> [What the task asks]: Locate the lines that hold the string "title". Copy every such line.

* * * * *

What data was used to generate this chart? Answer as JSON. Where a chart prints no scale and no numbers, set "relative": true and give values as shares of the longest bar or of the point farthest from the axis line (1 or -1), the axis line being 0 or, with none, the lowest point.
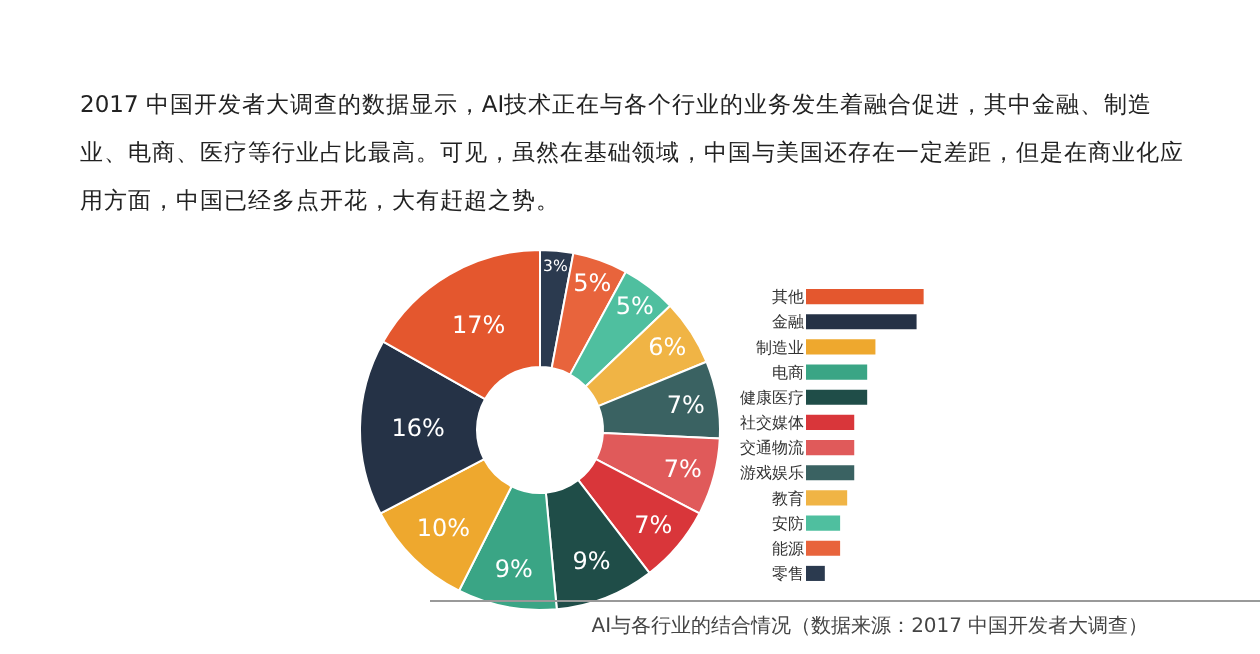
{
  "chart_data": [
    {
      "type": "donut",
      "title": "2017 中国开发者大调查的数据显示，AI技术正在与各个行业的业务发生着融合促进，其中金融、制造业、电商、医疗等行业占比最高。可见，虽然在基础领域，中国与美国还存在一定差距，但是在商业化应用方面，中国已经多点开花，大有赶超之势。",
      "categories": [
        null,
        null,
        null,
        null,
        null,
        null,
        null,
        null,
        null,
        null,
        null,
        null
      ],
      "values": [
        3,
        5,
        5,
        6,
        7,
        7,
        7,
        9,
        9,
        10,
        16,
        17
      ],
      "value_labels": [
        "3%",
        "5%",
        "5%",
        "6%",
        "7%",
        "7%",
        "7%",
        "9%",
        "9%",
        "10%",
        "16%",
        "17%"
      ],
      "colors": [
        "#2b3a4f",
        "#e8643c",
        "#4fbf9f",
        "#f0b445",
        "#3a6262",
        "#e05a5a",
        "#d9363a",
        "#1f4d48",
        "#3aa585",
        "#eea82e",
        "#253246",
        "#e4572e"
      ],
      "annotations": [
        "AI与各行业的结合情况（数据来源：2017 中国开发者大调查）"
      ]
    },
    {
      "type": "bar",
      "orientation": "horizontal",
      "relative": true,
      "categories": [
        "其他",
        "金融",
        "制造业",
        "电商",
        "健康医疗",
        "社交媒体",
        "交通物流",
        "游戏娱乐",
        "教育",
        "安防",
        "能源",
        "零售"
      ],
      "values": [
        1,
        0.94,
        0.59,
        0.52,
        0.52,
        0.41,
        0.41,
        0.41,
        0.35,
        0.29,
        0.29,
        0.16
      ],
      "colors": [
        "#e4572e",
        "#253246",
        "#eea82e",
        "#3aa585",
        "#1f4d48",
        "#d9363a",
        "#e05a5a",
        "#3a6262",
        "#f0b445",
        "#4fbf9f",
        "#e8643c",
        "#2b3a4f"
      ]
    }
  ]
}
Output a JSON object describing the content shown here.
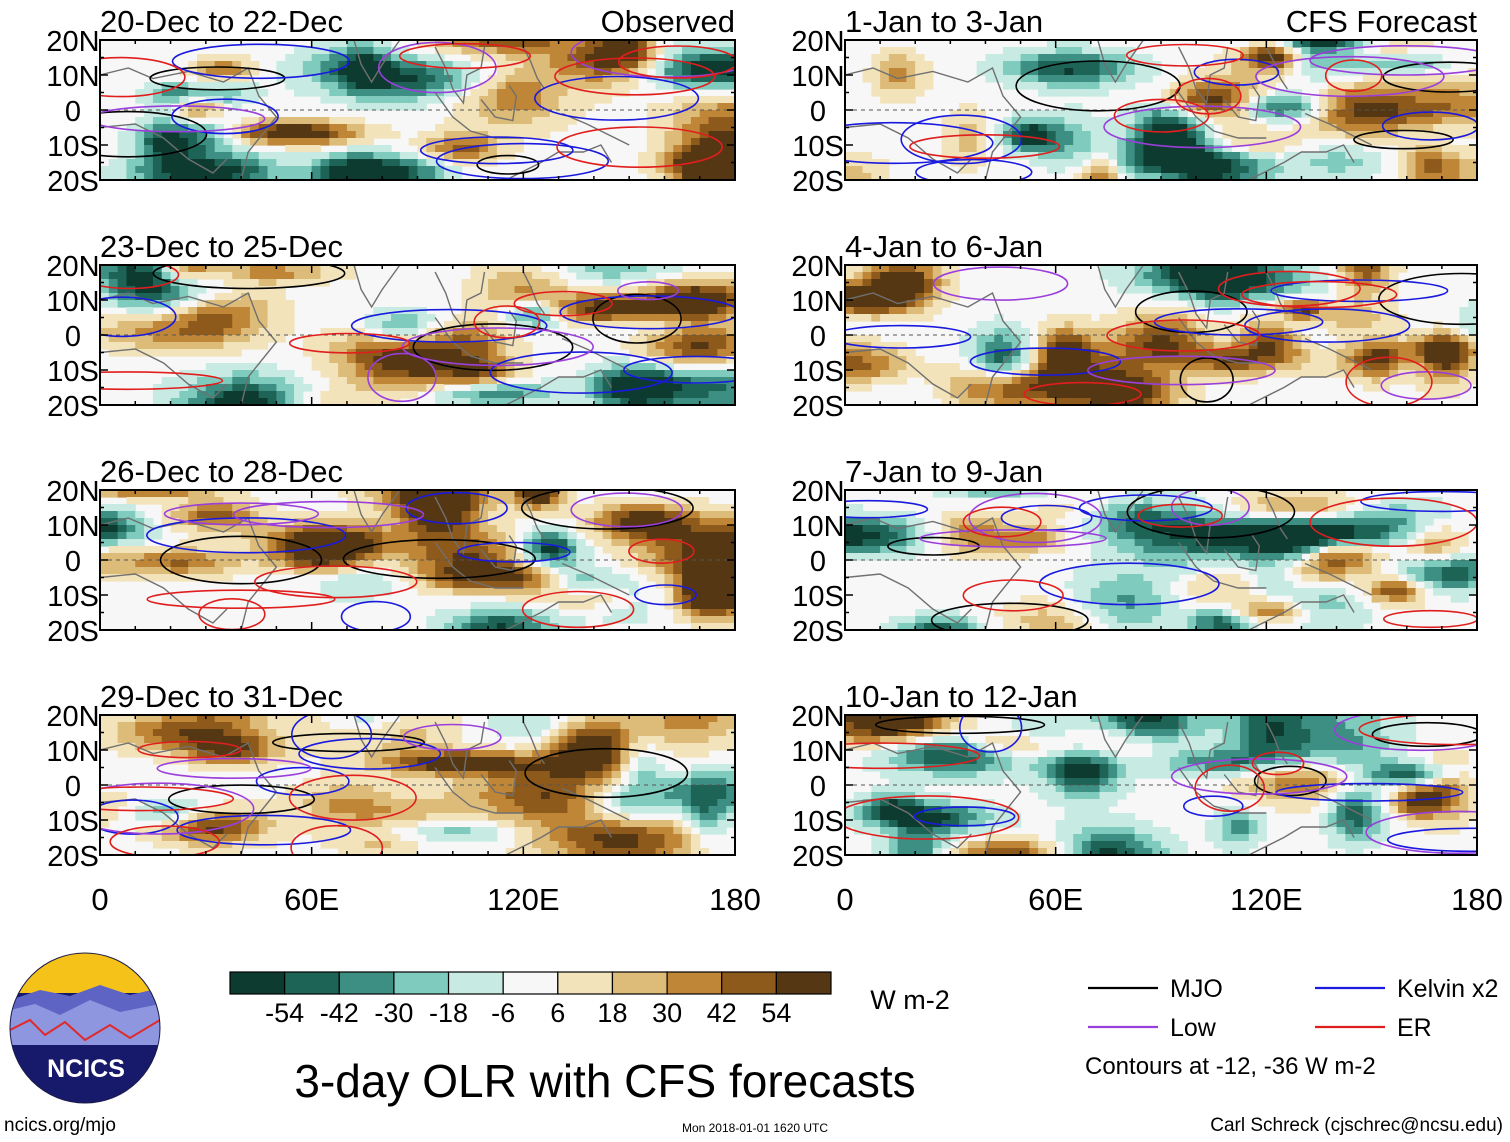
{
  "page": {
    "title": "3-day OLR with CFS forecasts",
    "units": "W m-2",
    "contour_note": "Contours at -12, -36 W m-2",
    "source_url": "ncics.org/mjo",
    "timestamp": "Mon 2018-01-01 1620 UTC",
    "author": "Carl Schreck (cjschrec@ncsu.edu)",
    "logo_text": "NCICS"
  },
  "chart_data": {
    "type": "heatmap",
    "variable": "OLR anomaly (3-day mean)",
    "units": "W m-2",
    "x_range": [
      0,
      180
    ],
    "y_range": [
      -20,
      20
    ],
    "x_ticks": [
      "0",
      "60E",
      "120E",
      "180"
    ],
    "y_ticks": [
      "20N",
      "10N",
      "0",
      "10S",
      "20S"
    ],
    "column_labels": {
      "left": "Observed",
      "right": "CFS Forecast"
    },
    "panels": [
      {
        "column": "left",
        "row": 0,
        "label": "20-Dec to 22-Dec",
        "tag": "Observed"
      },
      {
        "column": "left",
        "row": 1,
        "label": "23-Dec to 25-Dec",
        "tag": ""
      },
      {
        "column": "left",
        "row": 2,
        "label": "26-Dec to 28-Dec",
        "tag": ""
      },
      {
        "column": "left",
        "row": 3,
        "label": "29-Dec to 31-Dec",
        "tag": ""
      },
      {
        "column": "right",
        "row": 0,
        "label": "1-Jan to 3-Jan",
        "tag": "CFS Forecast"
      },
      {
        "column": "right",
        "row": 1,
        "label": "4-Jan to 6-Jan",
        "tag": ""
      },
      {
        "column": "right",
        "row": 2,
        "label": "7-Jan to 9-Jan",
        "tag": ""
      },
      {
        "column": "right",
        "row": 3,
        "label": "10-Jan to 12-Jan",
        "tag": ""
      }
    ],
    "colorbar": {
      "labels": [
        "-54",
        "-42",
        "-30",
        "-18",
        "-6",
        "6",
        "18",
        "30",
        "42",
        "54"
      ],
      "colors": [
        "#0e3b30",
        "#1d6457",
        "#3c8f82",
        "#7fcbbd",
        "#c7ebe3",
        "#f7f7f7",
        "#f3e3bb",
        "#ddbb79",
        "#bf8637",
        "#8e5a1c",
        "#553713"
      ]
    },
    "legend": [
      {
        "name": "MJO",
        "color": "#000000"
      },
      {
        "name": "Kelvin x2",
        "color": "#1a1adf"
      },
      {
        "name": "Low",
        "color": "#9b3fdc"
      },
      {
        "name": "ER",
        "color": "#e01e1e"
      }
    ]
  }
}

* * * * *

> [Problem solution]:
      "title": "2017 中国开发者大调查的数据显示，AI技术正在与各个行业的业务发生着融合促进，其中金融、制造业、电商、医疗等行业占比最高。可见，虽然在基础领域，中国与美国还存在一定差距，但是在商业化应用方面，中国已经多点开花，大有赶超之势。",
    "title": "3-day OLR with CFS forecasts",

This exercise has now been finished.